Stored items

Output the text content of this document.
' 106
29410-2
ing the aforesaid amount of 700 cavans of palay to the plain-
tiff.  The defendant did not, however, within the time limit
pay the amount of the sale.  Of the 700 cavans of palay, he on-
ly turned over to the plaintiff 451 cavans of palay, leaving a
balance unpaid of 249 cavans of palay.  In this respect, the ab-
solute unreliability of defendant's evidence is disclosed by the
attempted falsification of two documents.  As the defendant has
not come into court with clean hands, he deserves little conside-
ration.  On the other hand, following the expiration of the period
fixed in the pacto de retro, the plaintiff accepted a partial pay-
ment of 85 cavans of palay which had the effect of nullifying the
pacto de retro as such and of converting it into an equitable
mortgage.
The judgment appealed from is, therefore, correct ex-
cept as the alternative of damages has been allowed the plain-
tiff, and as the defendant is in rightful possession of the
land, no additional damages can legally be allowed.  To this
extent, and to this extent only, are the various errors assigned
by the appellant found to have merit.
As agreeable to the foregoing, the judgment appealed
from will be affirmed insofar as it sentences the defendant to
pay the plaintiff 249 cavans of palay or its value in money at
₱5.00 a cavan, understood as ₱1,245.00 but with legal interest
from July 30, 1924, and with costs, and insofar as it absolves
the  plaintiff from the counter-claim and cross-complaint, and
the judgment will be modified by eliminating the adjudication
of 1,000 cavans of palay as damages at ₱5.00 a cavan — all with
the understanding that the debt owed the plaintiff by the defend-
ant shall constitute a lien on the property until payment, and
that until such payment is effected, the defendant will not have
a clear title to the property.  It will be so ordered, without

_Given instruction:_
Go through the listing above and list every line that has the word "cavans".

_Written solution:_
ing the aforesaid amount of 700 cavans of palay to the plain-
pay the amount of the sale.  Of the 700 cavans of palay, he on-
ly turned over to the plaintiff 451 cavans of palay, leaving a
balance unpaid of 249 cavans of palay.  In this respect, the ab-
ment of 85 cavans of palay which had the effect of nullifying the
pay the plaintiff 249 cavans of palay or its value in money at
of 1,000 cavans of palay as damages at ₱5.00 a cavan — all with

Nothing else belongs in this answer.